EXERCISE ->
Select lines where the word "Grundlage" appears.

--- begin ---

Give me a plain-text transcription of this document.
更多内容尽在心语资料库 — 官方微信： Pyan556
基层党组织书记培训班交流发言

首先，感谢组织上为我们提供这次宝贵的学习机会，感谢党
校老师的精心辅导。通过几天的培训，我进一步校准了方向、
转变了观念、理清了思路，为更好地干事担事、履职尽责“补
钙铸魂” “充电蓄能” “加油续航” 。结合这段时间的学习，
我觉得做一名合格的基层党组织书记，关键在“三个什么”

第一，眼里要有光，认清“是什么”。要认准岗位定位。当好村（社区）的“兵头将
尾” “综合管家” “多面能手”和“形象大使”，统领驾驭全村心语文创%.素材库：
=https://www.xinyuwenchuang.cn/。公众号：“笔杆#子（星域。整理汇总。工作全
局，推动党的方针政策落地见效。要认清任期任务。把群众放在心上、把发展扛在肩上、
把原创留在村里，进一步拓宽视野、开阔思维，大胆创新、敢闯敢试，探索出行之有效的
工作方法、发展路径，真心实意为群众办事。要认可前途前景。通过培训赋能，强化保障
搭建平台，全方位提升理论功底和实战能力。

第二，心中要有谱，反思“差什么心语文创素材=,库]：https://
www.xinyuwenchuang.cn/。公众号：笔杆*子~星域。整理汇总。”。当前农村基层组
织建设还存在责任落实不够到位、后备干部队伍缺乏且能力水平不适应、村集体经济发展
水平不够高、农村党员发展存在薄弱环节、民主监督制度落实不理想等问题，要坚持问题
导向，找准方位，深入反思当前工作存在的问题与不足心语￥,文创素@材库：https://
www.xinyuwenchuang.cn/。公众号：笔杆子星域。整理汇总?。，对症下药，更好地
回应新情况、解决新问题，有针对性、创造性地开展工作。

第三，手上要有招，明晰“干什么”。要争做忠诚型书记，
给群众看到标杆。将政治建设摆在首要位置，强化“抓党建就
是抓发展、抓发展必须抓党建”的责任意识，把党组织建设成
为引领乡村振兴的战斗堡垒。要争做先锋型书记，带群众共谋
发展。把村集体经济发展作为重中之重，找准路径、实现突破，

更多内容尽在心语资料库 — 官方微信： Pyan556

--- end ---
--- begin ---

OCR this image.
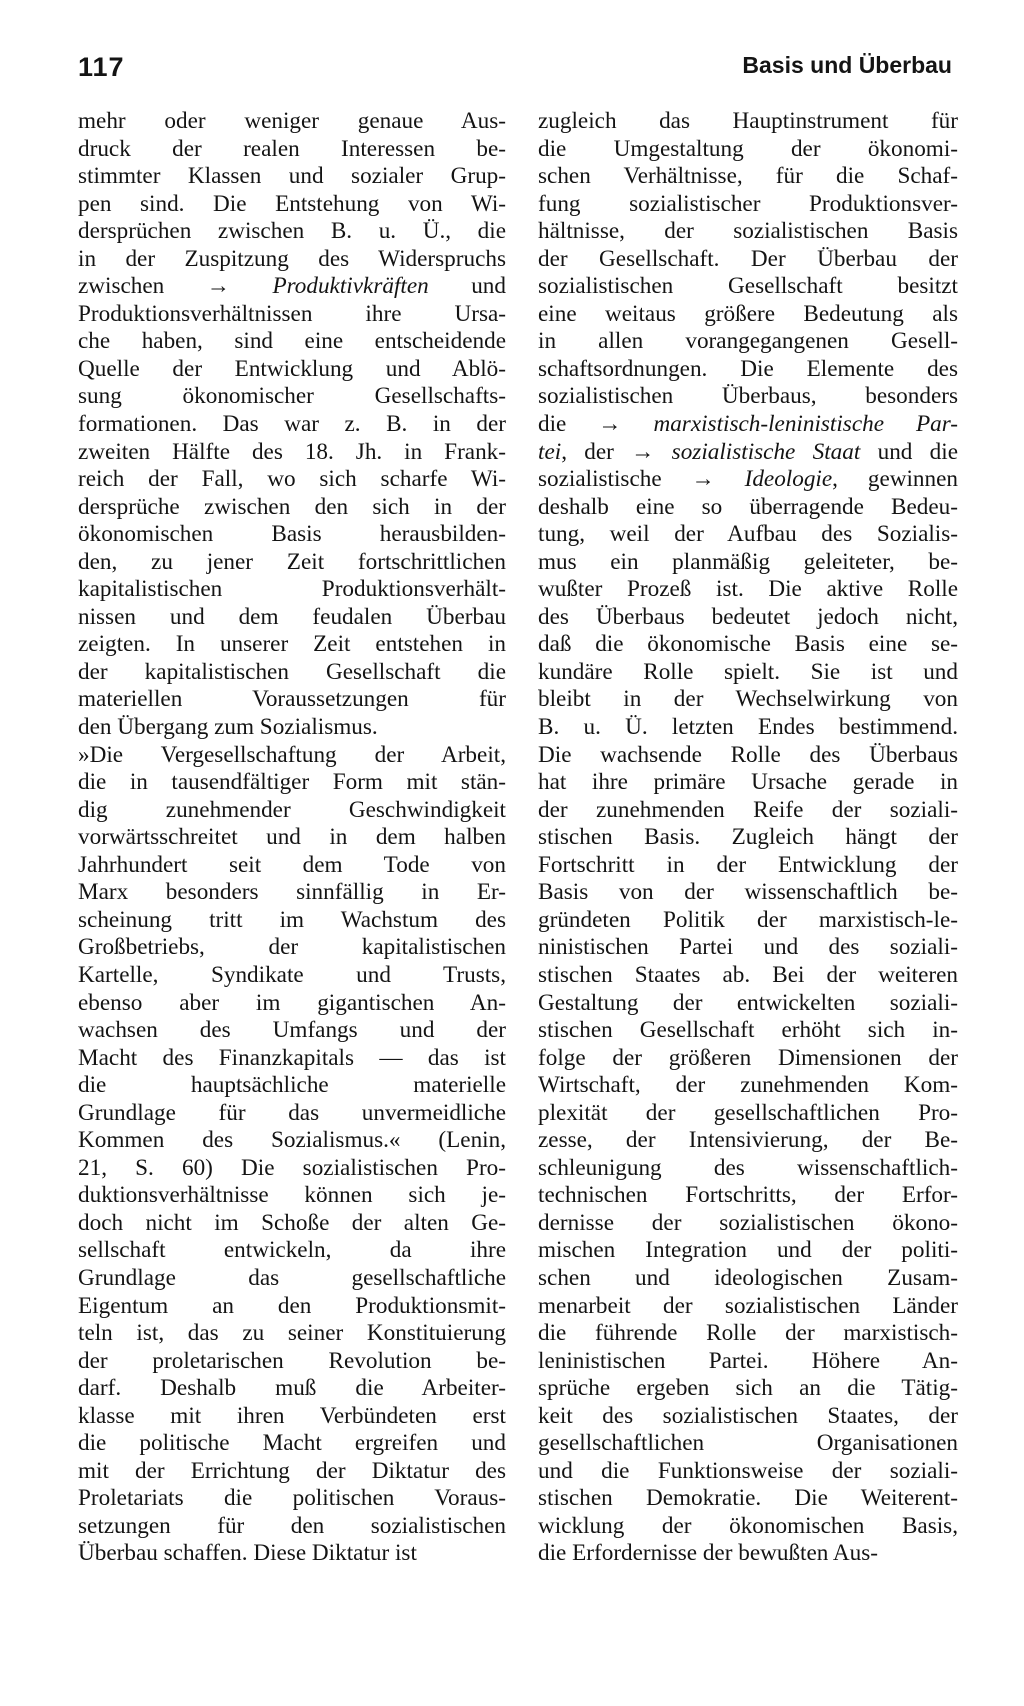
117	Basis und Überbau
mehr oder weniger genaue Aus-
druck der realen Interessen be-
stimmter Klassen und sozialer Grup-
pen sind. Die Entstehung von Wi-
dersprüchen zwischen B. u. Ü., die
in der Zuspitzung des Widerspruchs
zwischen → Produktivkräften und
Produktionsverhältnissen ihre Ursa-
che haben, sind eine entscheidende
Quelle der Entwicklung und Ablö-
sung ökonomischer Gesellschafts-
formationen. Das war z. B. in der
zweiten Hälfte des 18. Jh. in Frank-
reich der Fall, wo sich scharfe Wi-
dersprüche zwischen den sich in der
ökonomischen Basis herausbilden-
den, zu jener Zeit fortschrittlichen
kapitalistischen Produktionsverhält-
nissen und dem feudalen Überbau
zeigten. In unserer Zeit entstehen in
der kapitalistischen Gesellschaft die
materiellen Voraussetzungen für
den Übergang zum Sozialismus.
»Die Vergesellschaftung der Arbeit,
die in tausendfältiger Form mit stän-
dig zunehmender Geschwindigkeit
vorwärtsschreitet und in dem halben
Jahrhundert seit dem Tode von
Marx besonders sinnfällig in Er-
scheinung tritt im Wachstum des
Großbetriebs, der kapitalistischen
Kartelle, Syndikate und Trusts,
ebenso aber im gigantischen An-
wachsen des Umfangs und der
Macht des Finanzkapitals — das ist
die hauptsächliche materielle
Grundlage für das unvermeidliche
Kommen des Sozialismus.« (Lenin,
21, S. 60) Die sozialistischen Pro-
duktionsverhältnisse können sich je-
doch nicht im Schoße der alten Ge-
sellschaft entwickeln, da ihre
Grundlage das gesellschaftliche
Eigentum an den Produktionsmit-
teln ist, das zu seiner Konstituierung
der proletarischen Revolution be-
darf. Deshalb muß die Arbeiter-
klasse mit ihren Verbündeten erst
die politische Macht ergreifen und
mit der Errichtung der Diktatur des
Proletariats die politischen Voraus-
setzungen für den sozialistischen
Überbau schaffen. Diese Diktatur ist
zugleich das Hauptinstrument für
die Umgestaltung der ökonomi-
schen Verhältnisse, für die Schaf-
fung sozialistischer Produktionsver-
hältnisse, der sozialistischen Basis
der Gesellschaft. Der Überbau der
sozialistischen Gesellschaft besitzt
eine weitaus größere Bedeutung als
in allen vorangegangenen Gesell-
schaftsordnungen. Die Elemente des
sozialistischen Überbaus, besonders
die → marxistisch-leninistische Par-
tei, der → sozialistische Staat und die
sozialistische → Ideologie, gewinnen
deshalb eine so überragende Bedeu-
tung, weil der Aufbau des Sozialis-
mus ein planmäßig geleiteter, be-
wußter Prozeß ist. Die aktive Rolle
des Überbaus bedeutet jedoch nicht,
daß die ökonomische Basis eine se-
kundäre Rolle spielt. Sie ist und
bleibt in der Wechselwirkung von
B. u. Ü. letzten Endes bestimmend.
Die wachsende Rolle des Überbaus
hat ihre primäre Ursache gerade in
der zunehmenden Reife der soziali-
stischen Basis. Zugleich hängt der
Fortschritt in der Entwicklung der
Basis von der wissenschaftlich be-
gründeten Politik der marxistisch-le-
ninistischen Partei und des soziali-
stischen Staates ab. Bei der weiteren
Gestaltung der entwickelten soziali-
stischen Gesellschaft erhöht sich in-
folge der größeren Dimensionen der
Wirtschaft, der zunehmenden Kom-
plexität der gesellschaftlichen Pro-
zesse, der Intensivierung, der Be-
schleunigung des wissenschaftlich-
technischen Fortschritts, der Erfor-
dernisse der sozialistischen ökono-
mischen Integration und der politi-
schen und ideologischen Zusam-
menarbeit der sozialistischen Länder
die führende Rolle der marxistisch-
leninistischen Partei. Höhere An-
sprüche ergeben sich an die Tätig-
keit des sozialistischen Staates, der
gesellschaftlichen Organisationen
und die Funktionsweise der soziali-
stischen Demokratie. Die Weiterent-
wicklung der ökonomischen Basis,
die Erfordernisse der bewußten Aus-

--- end ---

PROBLEM SOLUTION ->
Grundlage für das unvermeidliche
Grundlage das gesellschaftliche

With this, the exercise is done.